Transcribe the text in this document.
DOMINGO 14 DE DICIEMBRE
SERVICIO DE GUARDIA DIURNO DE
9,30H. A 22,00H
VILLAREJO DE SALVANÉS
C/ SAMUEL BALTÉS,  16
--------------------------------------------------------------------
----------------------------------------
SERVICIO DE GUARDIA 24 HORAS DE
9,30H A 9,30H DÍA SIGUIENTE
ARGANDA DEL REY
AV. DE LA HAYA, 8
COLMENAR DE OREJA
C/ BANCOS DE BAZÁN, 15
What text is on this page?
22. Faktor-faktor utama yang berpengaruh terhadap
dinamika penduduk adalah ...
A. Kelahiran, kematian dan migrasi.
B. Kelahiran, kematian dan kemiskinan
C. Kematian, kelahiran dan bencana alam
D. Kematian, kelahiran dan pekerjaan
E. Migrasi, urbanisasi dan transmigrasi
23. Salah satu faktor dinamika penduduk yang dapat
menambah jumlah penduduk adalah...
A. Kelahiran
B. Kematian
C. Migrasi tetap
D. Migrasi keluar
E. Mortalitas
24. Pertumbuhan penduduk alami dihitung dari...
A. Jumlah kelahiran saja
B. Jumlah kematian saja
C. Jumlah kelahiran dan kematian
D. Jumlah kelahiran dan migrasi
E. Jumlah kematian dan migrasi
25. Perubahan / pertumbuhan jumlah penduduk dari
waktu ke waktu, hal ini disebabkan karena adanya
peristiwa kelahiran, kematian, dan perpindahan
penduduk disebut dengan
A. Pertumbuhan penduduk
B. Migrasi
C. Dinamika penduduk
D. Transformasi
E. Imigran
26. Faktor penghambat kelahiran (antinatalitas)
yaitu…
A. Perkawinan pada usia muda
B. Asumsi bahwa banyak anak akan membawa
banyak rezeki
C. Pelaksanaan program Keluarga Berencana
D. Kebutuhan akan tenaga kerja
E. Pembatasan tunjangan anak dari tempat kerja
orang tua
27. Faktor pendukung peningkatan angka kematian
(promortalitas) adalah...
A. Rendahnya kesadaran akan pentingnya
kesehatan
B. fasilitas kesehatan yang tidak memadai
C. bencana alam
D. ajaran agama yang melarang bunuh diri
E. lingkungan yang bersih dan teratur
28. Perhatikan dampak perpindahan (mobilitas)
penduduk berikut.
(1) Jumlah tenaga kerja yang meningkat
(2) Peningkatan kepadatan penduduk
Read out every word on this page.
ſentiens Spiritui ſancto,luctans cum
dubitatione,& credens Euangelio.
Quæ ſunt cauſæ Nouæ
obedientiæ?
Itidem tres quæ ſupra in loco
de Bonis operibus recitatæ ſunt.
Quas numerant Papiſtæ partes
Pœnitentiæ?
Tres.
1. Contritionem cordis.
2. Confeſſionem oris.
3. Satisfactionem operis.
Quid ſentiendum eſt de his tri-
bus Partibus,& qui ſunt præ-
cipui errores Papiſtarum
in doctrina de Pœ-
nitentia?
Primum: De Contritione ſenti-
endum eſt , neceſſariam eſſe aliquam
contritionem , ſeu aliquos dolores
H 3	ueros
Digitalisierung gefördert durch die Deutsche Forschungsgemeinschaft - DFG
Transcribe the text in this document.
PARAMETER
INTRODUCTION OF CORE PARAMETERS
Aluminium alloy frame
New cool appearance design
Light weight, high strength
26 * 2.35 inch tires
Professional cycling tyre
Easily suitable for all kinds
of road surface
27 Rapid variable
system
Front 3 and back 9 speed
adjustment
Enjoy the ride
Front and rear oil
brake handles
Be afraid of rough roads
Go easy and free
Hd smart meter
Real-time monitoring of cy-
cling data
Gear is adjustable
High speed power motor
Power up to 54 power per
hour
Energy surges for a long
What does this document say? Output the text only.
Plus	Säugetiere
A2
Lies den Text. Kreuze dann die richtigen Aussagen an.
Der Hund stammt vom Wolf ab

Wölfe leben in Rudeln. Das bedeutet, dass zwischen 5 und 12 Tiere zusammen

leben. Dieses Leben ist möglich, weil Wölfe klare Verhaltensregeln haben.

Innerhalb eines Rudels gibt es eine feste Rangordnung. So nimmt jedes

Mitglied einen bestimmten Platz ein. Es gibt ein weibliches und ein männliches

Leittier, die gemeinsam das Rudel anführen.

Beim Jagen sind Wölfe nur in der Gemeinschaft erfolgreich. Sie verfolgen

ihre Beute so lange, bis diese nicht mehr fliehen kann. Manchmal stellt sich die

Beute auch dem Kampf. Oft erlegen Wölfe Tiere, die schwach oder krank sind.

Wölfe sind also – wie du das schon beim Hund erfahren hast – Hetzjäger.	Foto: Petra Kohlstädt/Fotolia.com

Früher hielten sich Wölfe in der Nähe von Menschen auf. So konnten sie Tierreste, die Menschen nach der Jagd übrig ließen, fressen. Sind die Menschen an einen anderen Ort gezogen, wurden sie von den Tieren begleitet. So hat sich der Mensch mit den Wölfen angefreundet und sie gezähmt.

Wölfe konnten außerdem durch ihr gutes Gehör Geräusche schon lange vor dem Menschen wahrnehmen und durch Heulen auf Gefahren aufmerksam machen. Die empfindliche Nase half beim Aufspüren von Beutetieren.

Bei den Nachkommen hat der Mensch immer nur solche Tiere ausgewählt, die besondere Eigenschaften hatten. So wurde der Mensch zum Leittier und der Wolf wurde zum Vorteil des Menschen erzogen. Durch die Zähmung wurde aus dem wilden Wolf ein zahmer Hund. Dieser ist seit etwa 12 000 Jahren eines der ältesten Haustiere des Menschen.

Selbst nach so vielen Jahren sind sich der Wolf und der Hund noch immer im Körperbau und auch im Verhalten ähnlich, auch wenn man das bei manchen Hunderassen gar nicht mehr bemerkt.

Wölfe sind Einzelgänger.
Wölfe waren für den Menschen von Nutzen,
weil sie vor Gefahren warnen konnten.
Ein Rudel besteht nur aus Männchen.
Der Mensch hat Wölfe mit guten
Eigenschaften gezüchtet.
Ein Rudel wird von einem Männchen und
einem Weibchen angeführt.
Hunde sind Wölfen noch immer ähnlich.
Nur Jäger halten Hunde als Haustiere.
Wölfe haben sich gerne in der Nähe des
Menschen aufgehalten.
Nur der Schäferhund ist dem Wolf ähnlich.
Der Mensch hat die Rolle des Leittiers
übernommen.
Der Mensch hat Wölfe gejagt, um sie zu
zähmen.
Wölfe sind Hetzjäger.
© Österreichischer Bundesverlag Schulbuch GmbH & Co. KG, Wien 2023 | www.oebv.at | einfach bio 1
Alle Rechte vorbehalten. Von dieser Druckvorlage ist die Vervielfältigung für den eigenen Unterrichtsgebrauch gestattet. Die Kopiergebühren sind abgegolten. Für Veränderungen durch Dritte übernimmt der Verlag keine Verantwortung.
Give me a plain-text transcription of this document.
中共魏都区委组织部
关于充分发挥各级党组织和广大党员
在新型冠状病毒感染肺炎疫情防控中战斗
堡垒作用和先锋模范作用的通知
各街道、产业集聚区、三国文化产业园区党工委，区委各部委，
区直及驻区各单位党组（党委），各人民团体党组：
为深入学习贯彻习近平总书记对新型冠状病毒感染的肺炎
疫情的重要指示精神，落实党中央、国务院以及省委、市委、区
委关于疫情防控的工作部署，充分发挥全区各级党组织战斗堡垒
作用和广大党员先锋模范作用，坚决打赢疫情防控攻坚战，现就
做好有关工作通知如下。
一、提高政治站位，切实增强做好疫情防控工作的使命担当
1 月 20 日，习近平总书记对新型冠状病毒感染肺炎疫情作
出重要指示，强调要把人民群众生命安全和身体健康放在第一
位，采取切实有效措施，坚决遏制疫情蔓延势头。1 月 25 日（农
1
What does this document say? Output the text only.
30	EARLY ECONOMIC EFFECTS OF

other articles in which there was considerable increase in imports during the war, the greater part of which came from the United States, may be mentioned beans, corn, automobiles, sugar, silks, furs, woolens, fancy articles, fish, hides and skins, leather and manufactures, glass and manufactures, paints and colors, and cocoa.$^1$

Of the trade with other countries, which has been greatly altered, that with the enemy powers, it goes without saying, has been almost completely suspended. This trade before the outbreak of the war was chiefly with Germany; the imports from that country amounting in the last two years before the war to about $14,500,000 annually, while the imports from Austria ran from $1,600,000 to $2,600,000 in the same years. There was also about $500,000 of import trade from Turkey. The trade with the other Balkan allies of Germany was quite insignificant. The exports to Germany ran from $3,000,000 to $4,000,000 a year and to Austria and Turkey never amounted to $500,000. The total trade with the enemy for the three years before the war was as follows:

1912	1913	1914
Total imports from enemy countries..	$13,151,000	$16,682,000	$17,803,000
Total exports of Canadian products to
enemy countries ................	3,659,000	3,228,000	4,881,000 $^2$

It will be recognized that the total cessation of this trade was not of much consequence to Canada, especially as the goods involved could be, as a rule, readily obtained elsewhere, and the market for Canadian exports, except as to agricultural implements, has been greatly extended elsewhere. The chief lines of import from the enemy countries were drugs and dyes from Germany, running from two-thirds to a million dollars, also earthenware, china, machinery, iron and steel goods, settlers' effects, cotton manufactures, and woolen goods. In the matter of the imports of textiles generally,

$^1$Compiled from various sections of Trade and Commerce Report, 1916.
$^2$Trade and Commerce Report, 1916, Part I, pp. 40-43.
_ _ _
▶ Stated problem: Copy out each line of the listing that holds "Front".

▶ Answer for this exercise:
Front 3 and back 9 speed
Front and rear oil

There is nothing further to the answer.